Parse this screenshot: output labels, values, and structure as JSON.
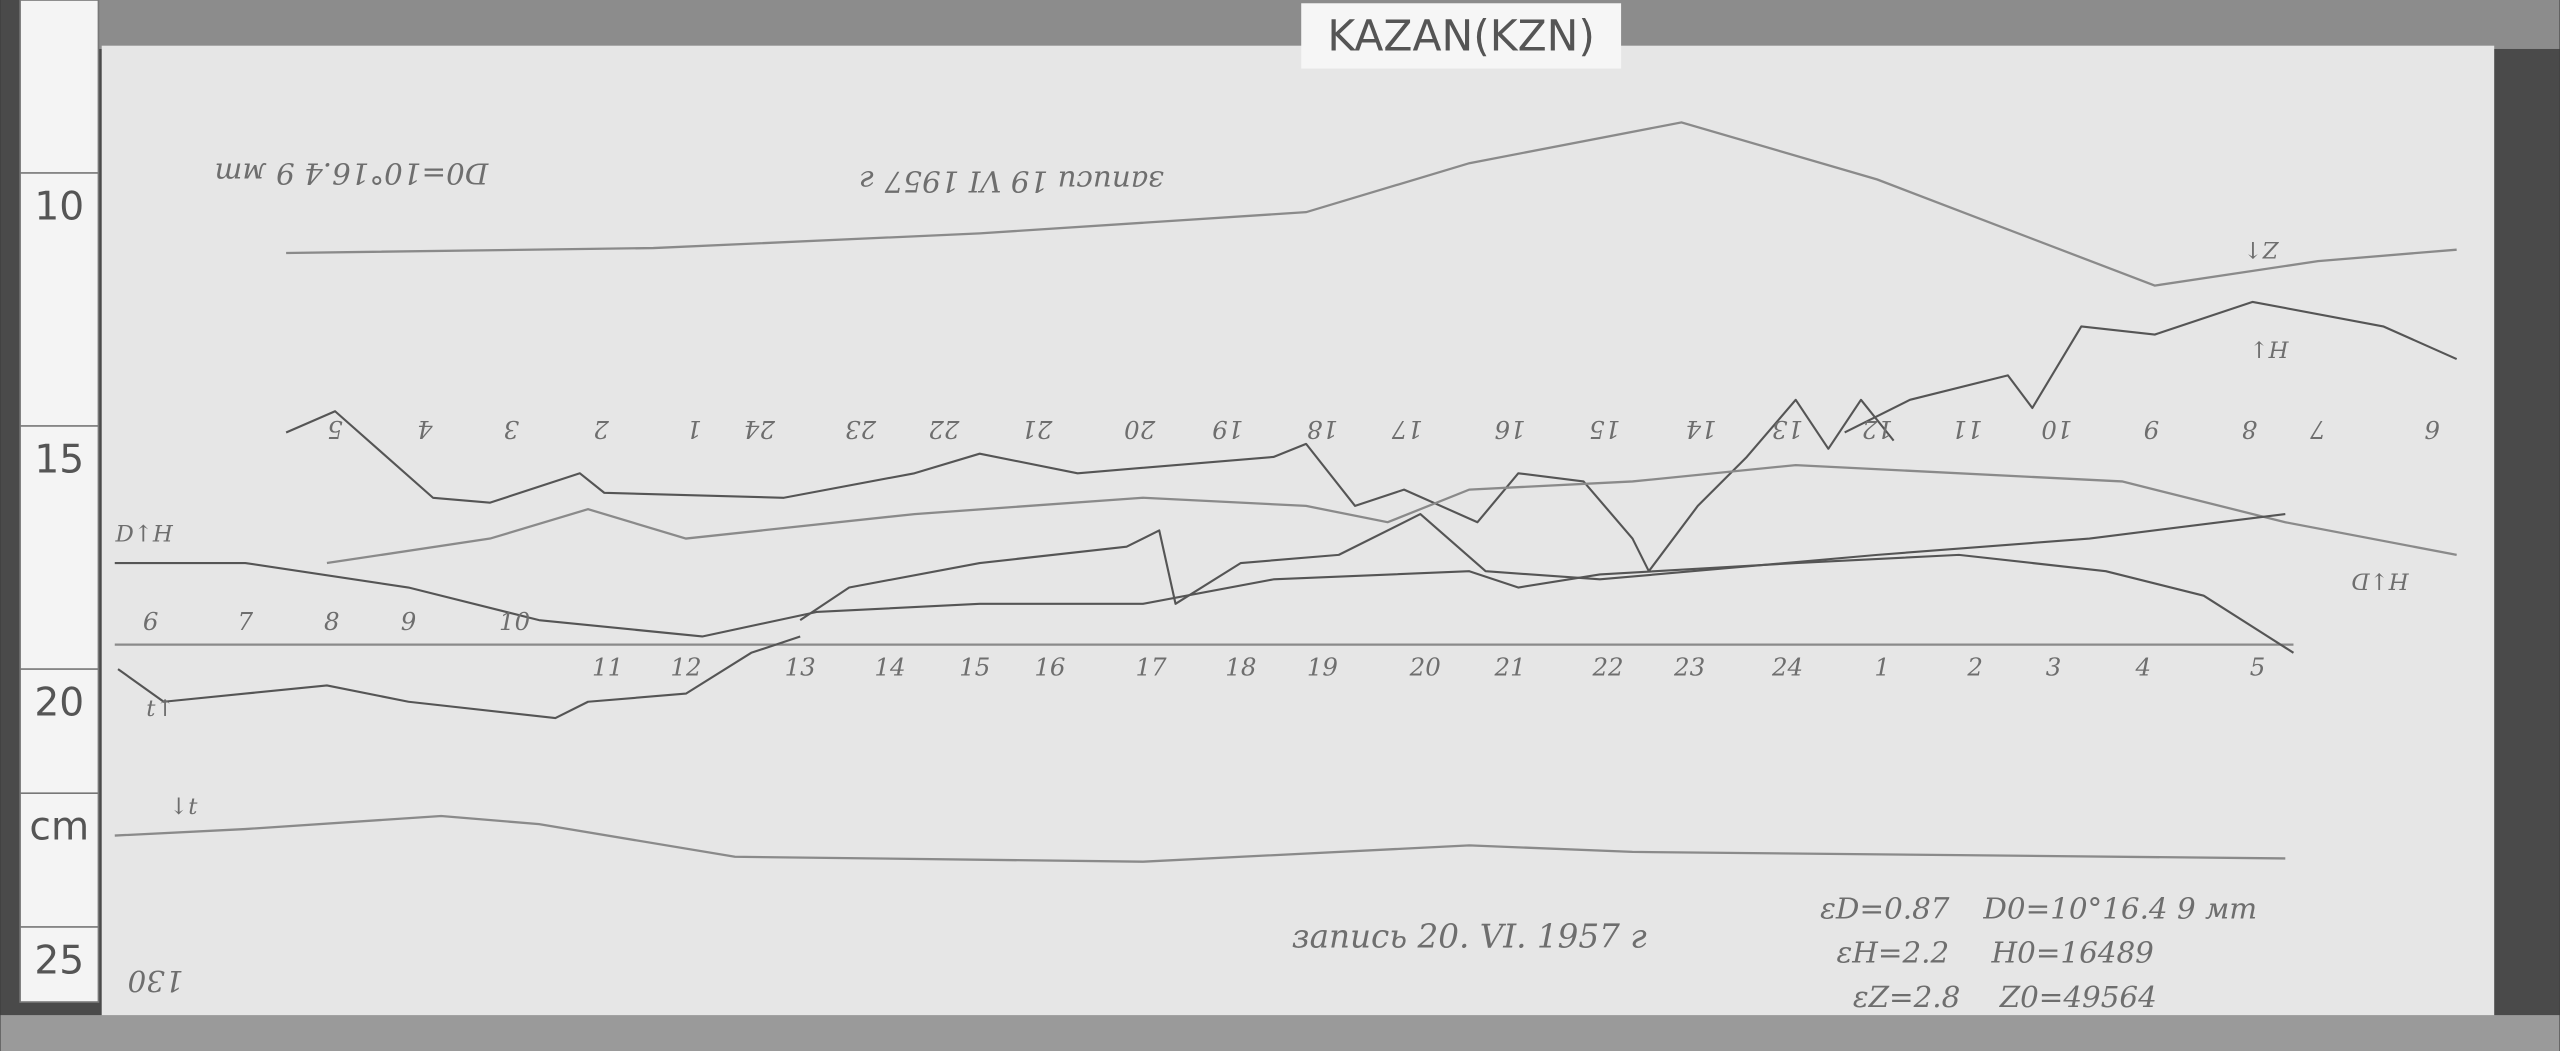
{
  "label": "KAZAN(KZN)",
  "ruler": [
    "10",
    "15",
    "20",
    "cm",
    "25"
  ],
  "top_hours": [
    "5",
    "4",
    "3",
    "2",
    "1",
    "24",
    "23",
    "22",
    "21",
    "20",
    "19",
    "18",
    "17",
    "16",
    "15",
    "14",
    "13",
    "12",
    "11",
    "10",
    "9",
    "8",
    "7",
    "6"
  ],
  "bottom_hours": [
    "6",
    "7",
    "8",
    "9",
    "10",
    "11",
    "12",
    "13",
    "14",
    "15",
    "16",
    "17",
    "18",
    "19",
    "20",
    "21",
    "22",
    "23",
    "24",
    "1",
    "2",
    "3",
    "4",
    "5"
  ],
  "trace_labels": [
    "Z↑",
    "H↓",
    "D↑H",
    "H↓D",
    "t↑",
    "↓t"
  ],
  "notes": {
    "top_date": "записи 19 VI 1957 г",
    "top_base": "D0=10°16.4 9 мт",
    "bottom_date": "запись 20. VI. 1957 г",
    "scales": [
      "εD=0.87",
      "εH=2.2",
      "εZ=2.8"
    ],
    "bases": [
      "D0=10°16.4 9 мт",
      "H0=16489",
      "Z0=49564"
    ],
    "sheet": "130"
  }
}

* * *

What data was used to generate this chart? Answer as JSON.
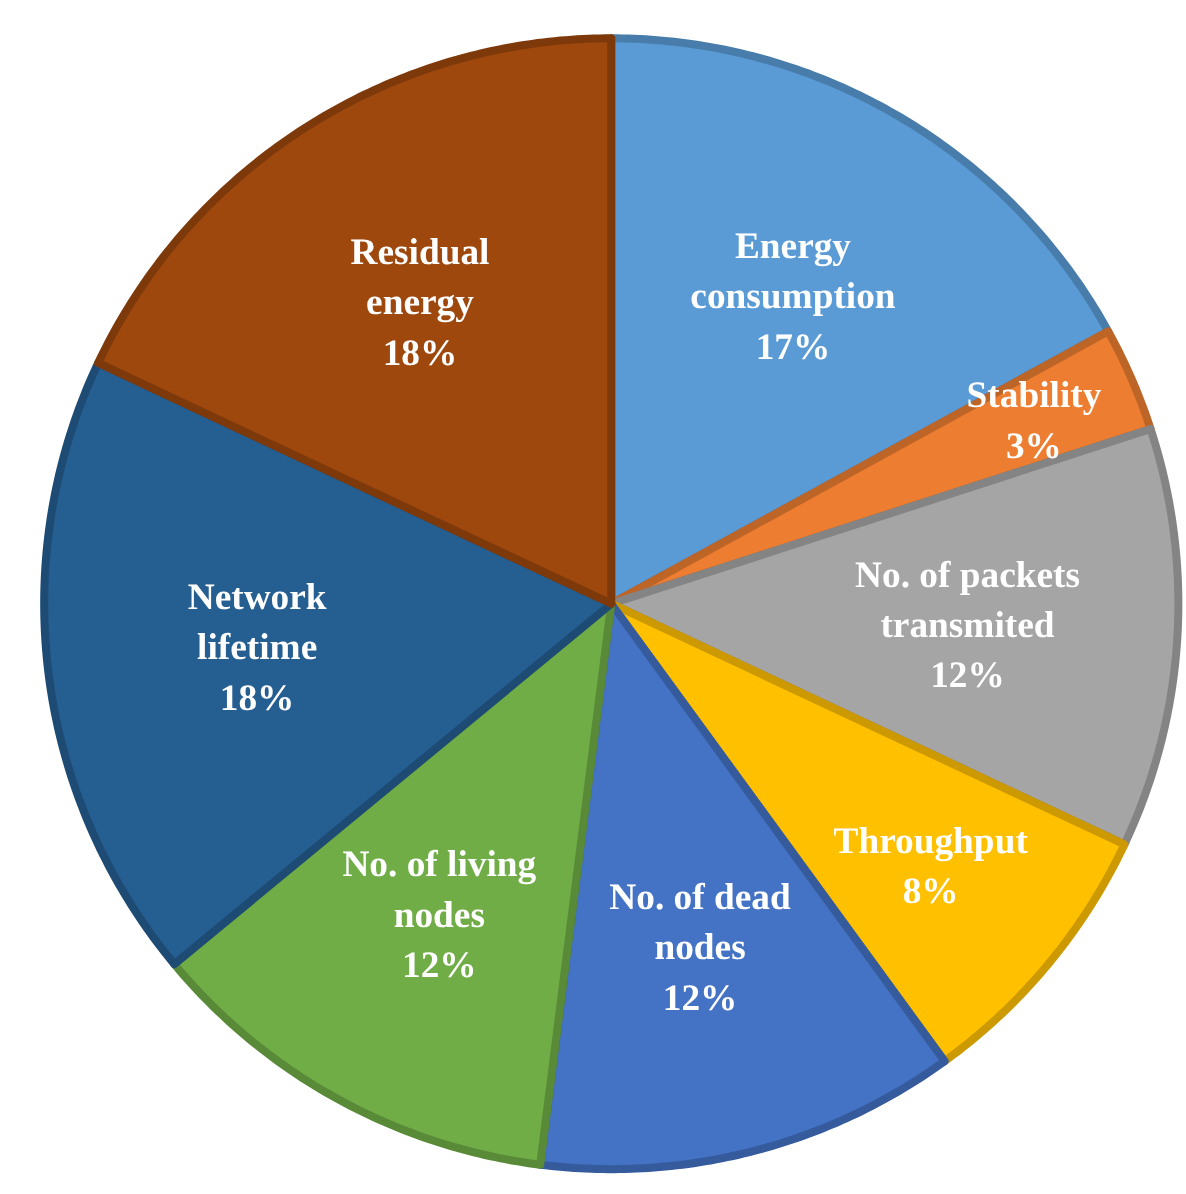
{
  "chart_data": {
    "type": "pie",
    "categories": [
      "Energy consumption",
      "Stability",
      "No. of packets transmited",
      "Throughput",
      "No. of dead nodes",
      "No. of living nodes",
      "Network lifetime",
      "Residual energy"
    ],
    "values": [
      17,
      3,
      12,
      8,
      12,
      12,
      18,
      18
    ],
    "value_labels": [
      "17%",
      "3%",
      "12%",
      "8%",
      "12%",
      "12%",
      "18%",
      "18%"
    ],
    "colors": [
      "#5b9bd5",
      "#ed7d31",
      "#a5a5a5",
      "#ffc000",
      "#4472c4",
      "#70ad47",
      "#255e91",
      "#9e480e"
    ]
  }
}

**TASK GOAL**
Copy out every line in the entries above that holds "JSON".

**RESPONSE BELOW**
Parse this screenshot: output labels, values, and structure as JSON.
What data was used to generate this chart? Answer as JSON.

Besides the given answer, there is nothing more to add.